[WHAT NEEDS TO BE DONE]
Return the records, each one exactly as written.

=======

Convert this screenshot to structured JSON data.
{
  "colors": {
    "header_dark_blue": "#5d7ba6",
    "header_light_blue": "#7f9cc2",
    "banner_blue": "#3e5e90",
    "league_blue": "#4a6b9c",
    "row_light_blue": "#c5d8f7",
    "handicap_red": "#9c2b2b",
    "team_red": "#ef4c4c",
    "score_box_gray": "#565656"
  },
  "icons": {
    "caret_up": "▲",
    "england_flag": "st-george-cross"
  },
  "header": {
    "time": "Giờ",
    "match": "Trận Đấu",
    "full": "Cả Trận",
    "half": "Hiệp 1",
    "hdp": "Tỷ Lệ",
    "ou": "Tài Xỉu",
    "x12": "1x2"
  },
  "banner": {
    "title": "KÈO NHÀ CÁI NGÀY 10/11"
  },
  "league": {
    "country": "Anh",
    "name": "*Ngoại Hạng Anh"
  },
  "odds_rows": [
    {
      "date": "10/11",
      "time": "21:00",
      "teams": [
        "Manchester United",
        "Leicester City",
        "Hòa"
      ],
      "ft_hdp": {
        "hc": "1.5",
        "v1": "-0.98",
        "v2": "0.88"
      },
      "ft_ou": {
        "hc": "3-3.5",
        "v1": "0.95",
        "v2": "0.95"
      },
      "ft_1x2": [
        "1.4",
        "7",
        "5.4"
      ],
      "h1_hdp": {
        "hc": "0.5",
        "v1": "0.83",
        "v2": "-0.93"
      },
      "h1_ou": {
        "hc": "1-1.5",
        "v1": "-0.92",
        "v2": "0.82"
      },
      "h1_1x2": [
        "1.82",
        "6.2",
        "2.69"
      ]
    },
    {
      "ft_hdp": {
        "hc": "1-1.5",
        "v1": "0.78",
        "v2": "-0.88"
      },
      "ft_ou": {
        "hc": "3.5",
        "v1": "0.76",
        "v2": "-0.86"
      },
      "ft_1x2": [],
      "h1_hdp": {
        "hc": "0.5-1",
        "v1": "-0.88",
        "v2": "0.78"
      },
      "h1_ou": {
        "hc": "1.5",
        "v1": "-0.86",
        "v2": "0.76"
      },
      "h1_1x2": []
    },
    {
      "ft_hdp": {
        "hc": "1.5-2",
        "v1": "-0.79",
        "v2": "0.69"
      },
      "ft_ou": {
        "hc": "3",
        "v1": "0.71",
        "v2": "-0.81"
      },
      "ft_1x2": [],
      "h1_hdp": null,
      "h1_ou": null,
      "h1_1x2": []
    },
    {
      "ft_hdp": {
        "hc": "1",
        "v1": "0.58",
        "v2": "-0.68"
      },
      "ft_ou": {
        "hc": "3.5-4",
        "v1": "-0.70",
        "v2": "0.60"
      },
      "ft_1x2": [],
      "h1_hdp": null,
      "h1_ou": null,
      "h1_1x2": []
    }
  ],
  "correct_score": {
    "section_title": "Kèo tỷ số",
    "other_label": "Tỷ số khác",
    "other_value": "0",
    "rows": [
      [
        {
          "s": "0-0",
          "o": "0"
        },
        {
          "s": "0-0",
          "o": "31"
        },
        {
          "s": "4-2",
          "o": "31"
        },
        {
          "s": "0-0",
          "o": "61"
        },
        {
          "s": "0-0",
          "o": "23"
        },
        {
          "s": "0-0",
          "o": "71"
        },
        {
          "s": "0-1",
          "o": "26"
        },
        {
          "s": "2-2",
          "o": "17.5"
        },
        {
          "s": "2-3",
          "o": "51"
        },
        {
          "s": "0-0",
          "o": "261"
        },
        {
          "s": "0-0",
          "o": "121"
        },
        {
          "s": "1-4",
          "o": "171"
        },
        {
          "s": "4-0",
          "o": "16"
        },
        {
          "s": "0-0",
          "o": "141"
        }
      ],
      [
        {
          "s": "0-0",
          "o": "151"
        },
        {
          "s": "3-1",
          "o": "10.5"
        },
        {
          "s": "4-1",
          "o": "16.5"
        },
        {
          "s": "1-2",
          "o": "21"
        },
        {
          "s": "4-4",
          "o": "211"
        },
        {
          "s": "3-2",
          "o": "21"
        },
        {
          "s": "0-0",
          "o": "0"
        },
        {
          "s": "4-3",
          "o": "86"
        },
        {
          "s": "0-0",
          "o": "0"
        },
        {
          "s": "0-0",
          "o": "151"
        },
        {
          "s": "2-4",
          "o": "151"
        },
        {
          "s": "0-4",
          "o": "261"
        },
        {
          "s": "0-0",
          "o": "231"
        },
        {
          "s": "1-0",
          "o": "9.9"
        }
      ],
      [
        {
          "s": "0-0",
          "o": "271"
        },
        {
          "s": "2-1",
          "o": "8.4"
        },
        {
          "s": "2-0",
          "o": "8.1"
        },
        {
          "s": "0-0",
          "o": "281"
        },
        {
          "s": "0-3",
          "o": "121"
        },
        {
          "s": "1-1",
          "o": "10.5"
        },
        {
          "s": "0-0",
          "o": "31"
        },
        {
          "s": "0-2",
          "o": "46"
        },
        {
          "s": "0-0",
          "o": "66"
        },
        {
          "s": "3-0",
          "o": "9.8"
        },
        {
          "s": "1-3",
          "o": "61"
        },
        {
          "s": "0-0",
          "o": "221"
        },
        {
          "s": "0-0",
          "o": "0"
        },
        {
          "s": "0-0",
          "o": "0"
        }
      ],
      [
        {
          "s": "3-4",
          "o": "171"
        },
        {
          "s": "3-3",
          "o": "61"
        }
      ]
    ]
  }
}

=======

[FINISHED EXERCISE]
Convert this screenshot to structured JSON data.
{
  "colors": {
    "header_dark_blue": "#5d7ba6",
    "header_light_blue": "#7f9cc2",
    "banner_blue": "#3e5e90",
    "league_blue": "#4a6b9c",
    "row_light_blue": "#c5d8f7",
    "handicap_red": "#9c2b2b",
    "team_red": "#ef4c4c",
    "score_box_gray": "#565656"
  },
  "icons": {
    "caret_up": "▲",
    "england_flag": "st-george-cross"
  },
  "header": {
    "time": "Giờ",
    "match": "Trận Đấu",
    "full": "Cả Trận",
    "half": "Hiệp 1",
    "hdp": "Tỷ Lệ",
    "ou": "Tài Xỉu",
    "x12": "1x2"
  },
  "banner": {
    "title": "KÈO NHÀ CÁI NGÀY 10/11"
  },
  "league": {
    "country": "Anh",
    "name": "*Ngoại Hạng Anh"
  },
  "odds_rows": [
    {
      "date": "10/11",
      "time": "21:00",
      "teams": [
        "Manchester United",
        "Leicester City",
        "Hòa"
      ],
      "ft_hdp": {
        "hc": "1.5",
        "v1": "-0.98",
        "v2": "0.88"
      },
      "ft_ou": {
        "hc": "3-3.5",
        "v1": "0.95",
        "v2": "0.95"
      },
      "ft_1x2": [
        "1.4",
        "7",
        "5.4"
      ],
      "h1_hdp": {
        "hc": "0.5",
        "v1": "0.83",
        "v2": "-0.93"
      },
      "h1_ou": {
        "hc": "1-1.5",
        "v1": "-0.92",
        "v2": "0.82"
      },
      "h1_1x2": [
        "1.82",
        "6.2",
        "2.69"
      ]
    },
    {
      "ft_hdp": {
        "hc": "1-1.5",
        "v1": "0.78",
        "v2": "-0.88"
      },
      "ft_ou": {
        "hc": "3.5",
        "v1": "0.76",
        "v2": "-0.86"
      },
      "ft_1x2": [],
      "h1_hdp": {
        "hc": "0.5-1",
        "v1": "-0.88",
        "v2": "0.78"
      },
      "h1_ou": {
        "hc": "1.5",
        "v1": "-0.86",
        "v2": "0.76"
      },
      "h1_1x2": []
    },
    {
      "ft_hdp": {
        "hc": "1.5-2",
        "v1": "-0.79",
        "v2": "0.69"
      },
      "ft_ou": {
        "hc": "3",
        "v1": "0.71",
        "v2": "-0.81"
      },
      "ft_1x2": [],
      "h1_hdp": null,
      "h1_ou": null,
      "h1_1x2": []
    },
    {
      "ft_hdp": {
        "hc": "1",
        "v1": "0.58",
        "v2": "-0.68"
      },
      "ft_ou": {
        "hc": "3.5-4",
        "v1": "-0.70",
        "v2": "0.60"
      },
      "ft_1x2": [],
      "h1_hdp": null,
      "h1_ou": null,
      "h1_1x2": []
    }
  ],
  "correct_score": {
    "section_title": "Kèo tỷ số",
    "other_label": "Tỷ số khác",
    "other_value": "0",
    "rows": [
      [
        {
          "s": "0-0",
          "o": "0"
        },
        {
          "s": "0-0",
          "o": "31"
        },
        {
          "s": "4-2",
          "o": "31"
        },
        {
          "s": "0-0",
          "o": "61"
        },
        {
          "s": "0-0",
          "o": "23"
        },
        {
          "s": "0-0",
          "o": "71"
        },
        {
          "s": "0-1",
          "o": "26"
        },
        {
          "s": "2-2",
          "o": "17.5"
        },
        {
          "s": "2-3",
          "o": "51"
        },
        {
          "s": "0-0",
          "o": "261"
        },
        {
          "s": "0-0",
          "o": "121"
        },
        {
          "s": "1-4",
          "o": "171"
        },
        {
          "s": "4-0",
          "o": "16"
        },
        {
          "s": "0-0",
          "o": "141"
        }
      ],
      [
        {
          "s": "0-0",
          "o": "151"
        },
        {
          "s": "3-1",
          "o": "10.5"
        },
        {
          "s": "4-1",
          "o": "16.5"
        },
        {
          "s": "1-2",
          "o": "21"
        },
        {
          "s": "4-4",
          "o": "211"
        },
        {
          "s": "3-2",
          "o": "21"
        },
        {
          "s": "0-0",
          "o": "0"
        },
        {
          "s": "4-3",
          "o": "86"
        },
        {
          "s": "0-0",
          "o": "0"
        },
        {
          "s": "0-0",
          "o": "151"
        },
        {
          "s": "2-4",
          "o": "151"
        },
        {
          "s": "0-4",
          "o": "261"
        },
        {
          "s": "0-0",
          "o": "231"
        },
        {
          "s": "1-0",
          "o": "9.9"
        }
      ],
      [
        {
          "s": "0-0",
          "o": "271"
        },
        {
          "s": "2-1",
          "o": "8.4"
        },
        {
          "s": "2-0",
          "o": "8.1"
        },
        {
          "s": "0-0",
          "o": "281"
        },
        {
          "s": "0-3",
          "o": "121"
        },
        {
          "s": "1-1",
          "o": "10.5"
        },
        {
          "s": "0-0",
          "o": "31"
        },
        {
          "s": "0-2",
          "o": "46"
        },
        {
          "s": "0-0",
          "o": "66"
        },
        {
          "s": "3-0",
          "o": "9.8"
        },
        {
          "s": "1-3",
          "o": "61"
        },
        {
          "s": "0-0",
          "o": "221"
        },
        {
          "s": "0-0",
          "o": "0"
        },
        {
          "s": "0-0",
          "o": "0"
        }
      ],
      [
        {
          "s": "3-4",
          "o": "171"
        },
        {
          "s": "3-3",
          "o": "61"
        }
      ]
    ]
  }
}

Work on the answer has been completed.